(TASK BRIEF): Take each line that has the word "title" and return it.

========================================

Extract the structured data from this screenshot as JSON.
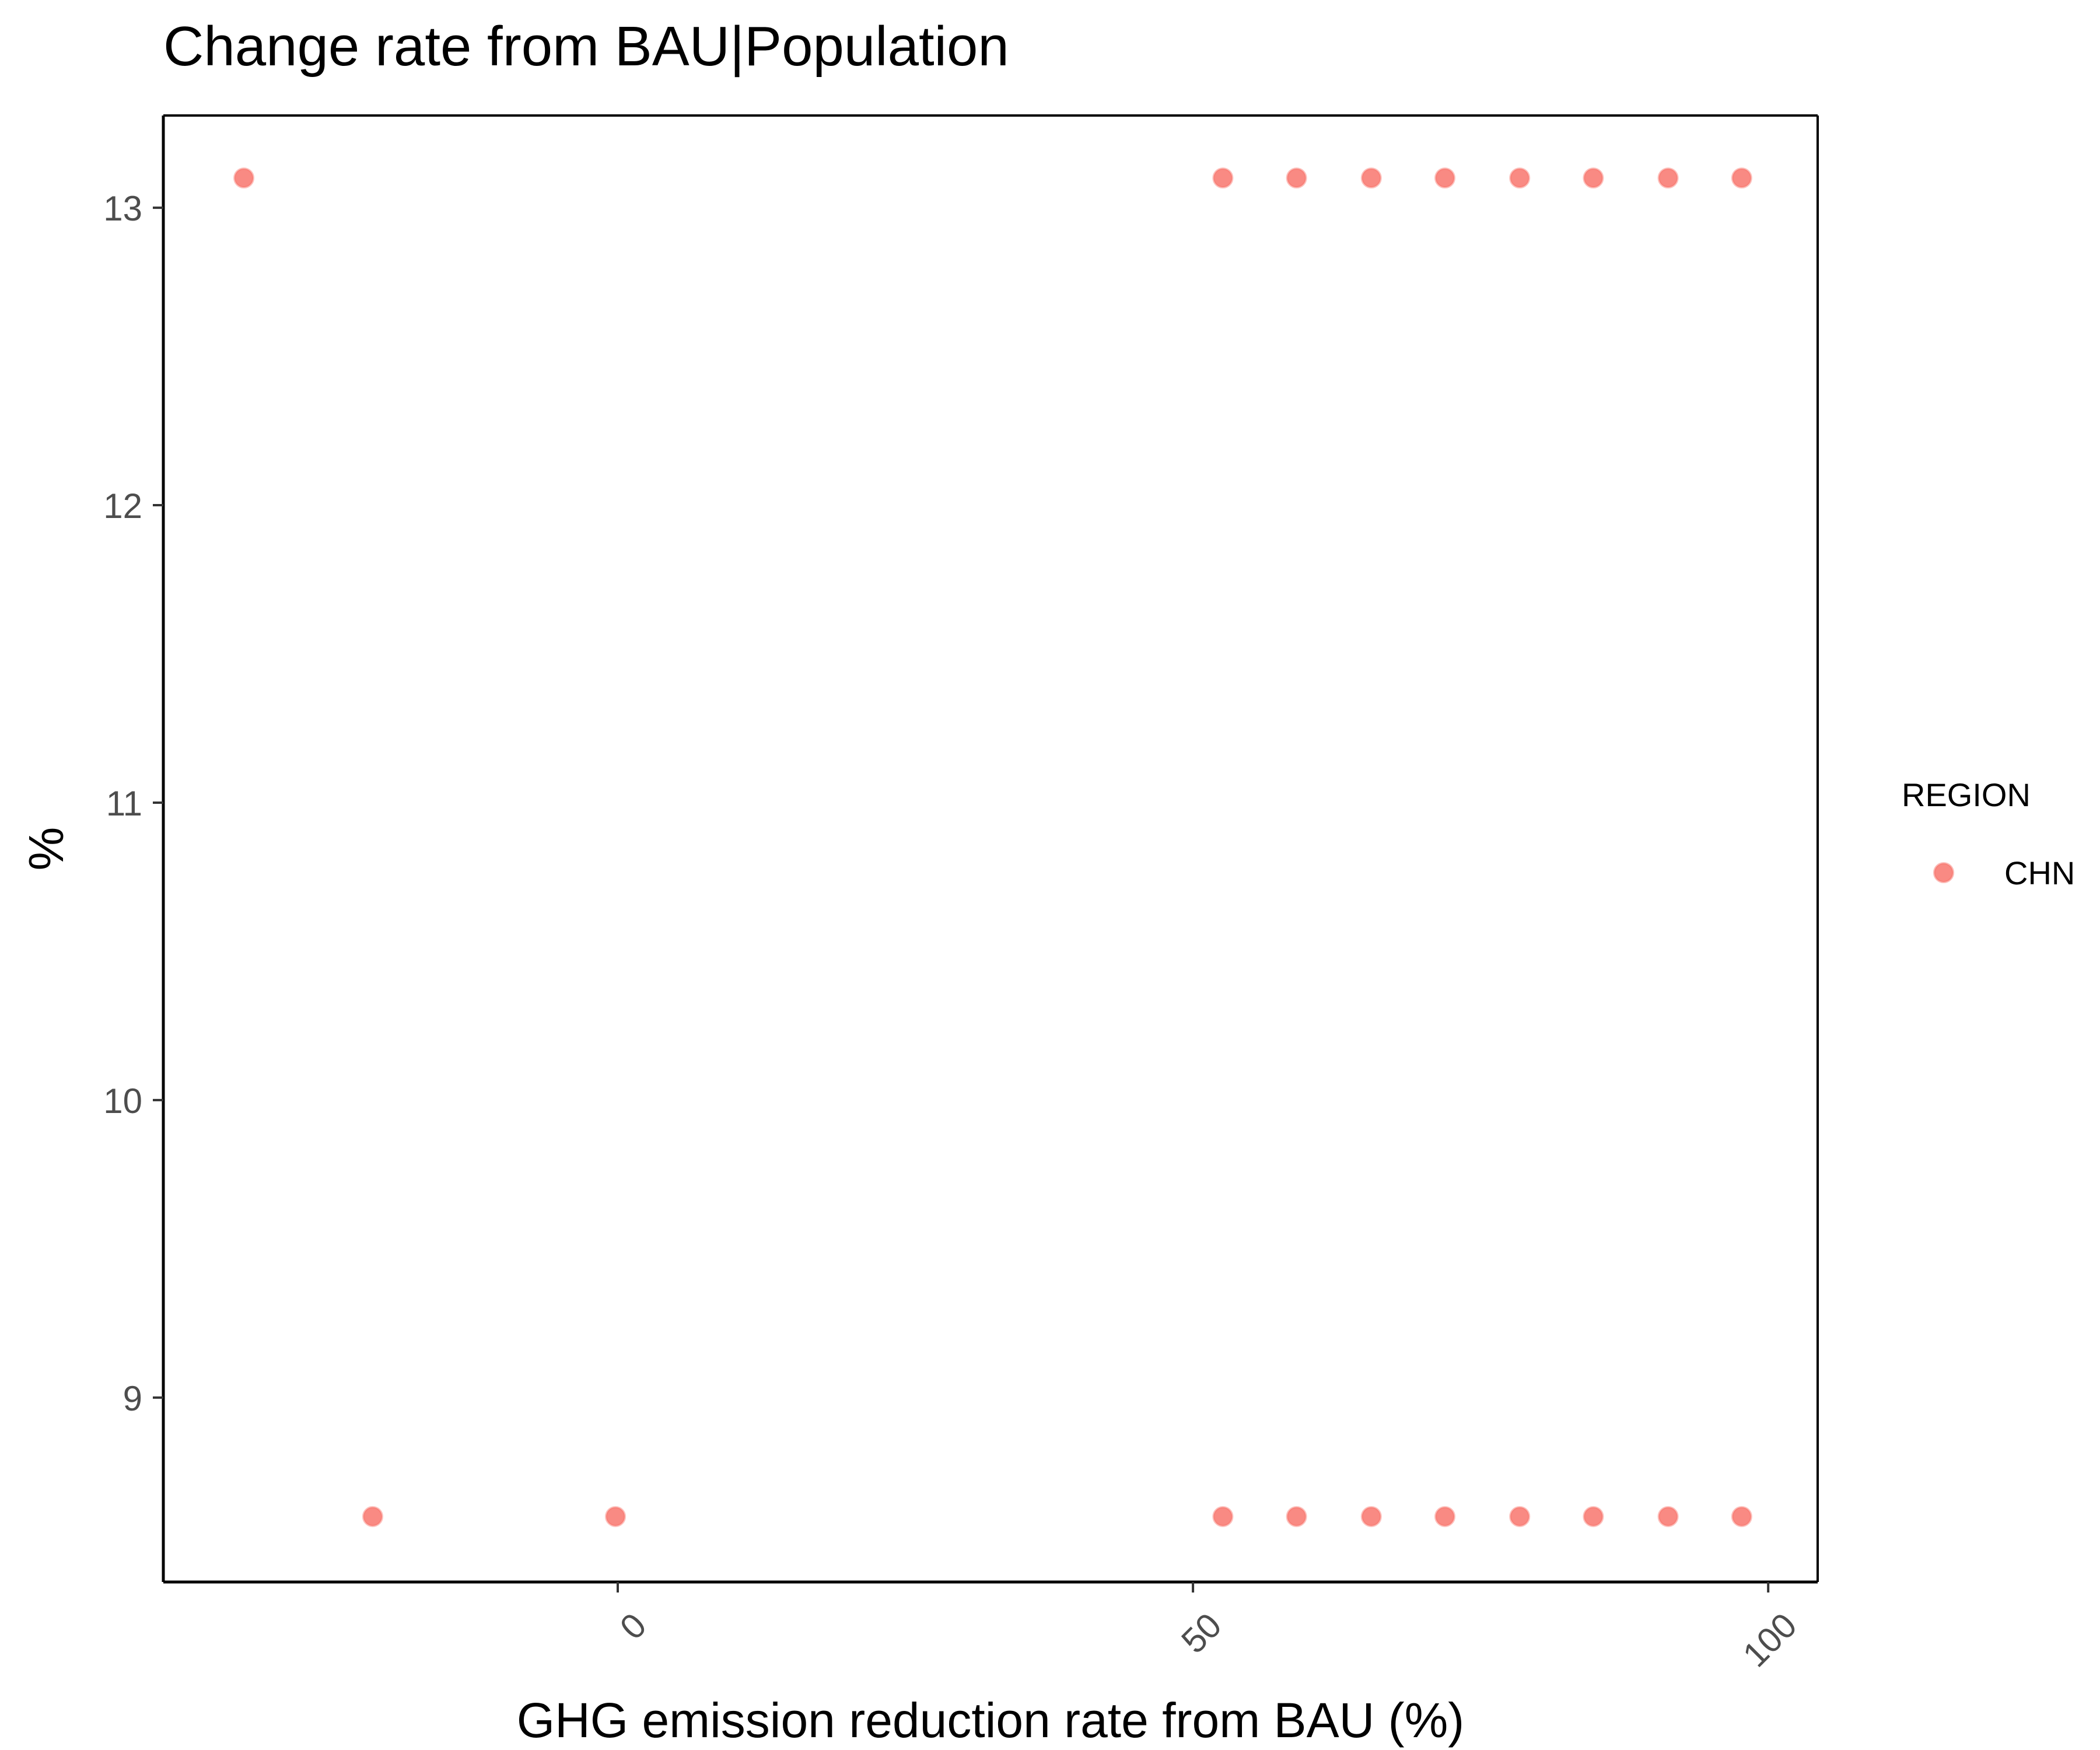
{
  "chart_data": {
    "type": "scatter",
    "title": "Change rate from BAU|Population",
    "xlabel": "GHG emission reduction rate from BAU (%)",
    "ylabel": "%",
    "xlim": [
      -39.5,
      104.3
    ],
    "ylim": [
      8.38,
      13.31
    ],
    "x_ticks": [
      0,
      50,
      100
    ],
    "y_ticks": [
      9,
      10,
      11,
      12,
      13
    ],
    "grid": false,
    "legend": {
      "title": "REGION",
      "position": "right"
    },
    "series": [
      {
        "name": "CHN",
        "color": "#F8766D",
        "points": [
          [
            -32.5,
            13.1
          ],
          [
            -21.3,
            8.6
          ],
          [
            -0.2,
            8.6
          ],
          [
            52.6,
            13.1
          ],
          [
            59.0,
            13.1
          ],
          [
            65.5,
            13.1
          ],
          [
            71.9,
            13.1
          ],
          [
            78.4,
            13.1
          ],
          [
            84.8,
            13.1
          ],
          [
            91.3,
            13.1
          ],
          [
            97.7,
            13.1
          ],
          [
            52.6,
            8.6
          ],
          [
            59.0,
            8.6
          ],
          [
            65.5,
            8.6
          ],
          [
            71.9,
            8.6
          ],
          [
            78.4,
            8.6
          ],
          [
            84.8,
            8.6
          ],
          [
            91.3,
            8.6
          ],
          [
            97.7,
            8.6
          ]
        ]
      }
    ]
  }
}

========================================

(ANSWER TO THIS EXERCISE):
    "title": "Change rate from BAU|Population",
      "title": "REGION",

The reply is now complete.